THE TASK:
Answer with nothing except the number of lines that contain the word "title".

(A block of data)
- - - - -

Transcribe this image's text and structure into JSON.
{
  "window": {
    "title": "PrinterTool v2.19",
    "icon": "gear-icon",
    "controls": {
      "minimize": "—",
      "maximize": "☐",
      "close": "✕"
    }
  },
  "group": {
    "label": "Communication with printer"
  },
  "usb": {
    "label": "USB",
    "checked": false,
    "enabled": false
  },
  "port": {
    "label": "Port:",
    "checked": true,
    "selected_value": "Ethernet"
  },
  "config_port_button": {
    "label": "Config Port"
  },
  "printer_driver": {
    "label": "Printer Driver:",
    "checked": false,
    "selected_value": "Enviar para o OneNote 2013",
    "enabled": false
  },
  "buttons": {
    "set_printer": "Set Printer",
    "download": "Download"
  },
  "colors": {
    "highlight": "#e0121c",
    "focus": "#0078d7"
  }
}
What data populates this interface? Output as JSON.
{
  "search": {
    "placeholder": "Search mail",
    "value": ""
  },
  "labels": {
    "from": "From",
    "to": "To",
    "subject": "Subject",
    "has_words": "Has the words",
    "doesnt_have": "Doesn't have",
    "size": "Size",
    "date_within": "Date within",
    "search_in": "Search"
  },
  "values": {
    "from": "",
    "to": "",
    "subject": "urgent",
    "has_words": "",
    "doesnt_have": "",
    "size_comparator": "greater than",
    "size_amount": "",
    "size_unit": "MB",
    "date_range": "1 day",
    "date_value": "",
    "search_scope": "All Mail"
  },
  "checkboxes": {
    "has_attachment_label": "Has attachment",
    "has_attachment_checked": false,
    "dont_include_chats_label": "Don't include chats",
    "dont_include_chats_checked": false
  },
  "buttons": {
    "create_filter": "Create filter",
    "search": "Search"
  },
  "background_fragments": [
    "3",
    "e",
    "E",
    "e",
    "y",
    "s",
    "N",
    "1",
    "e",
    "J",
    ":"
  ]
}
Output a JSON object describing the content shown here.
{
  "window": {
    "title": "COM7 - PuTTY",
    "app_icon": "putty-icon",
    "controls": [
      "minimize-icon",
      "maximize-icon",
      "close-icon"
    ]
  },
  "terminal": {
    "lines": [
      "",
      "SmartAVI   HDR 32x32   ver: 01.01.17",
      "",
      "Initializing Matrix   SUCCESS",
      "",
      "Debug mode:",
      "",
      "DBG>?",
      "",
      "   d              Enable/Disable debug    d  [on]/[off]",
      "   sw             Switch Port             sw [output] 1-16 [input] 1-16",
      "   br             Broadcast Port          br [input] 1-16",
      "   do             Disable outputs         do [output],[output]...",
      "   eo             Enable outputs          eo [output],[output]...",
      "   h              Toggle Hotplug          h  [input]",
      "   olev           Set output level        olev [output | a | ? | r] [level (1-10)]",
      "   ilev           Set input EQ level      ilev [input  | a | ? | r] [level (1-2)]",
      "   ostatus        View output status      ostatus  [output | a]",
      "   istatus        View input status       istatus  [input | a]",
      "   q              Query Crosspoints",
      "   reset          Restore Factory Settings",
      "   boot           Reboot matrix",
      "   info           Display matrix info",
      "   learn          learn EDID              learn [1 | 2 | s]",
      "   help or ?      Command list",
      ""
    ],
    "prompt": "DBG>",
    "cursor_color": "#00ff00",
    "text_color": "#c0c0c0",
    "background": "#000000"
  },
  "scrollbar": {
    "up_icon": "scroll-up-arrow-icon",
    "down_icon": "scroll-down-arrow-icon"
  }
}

- - - - -

SOLUTION TO THE PROBLEM:
2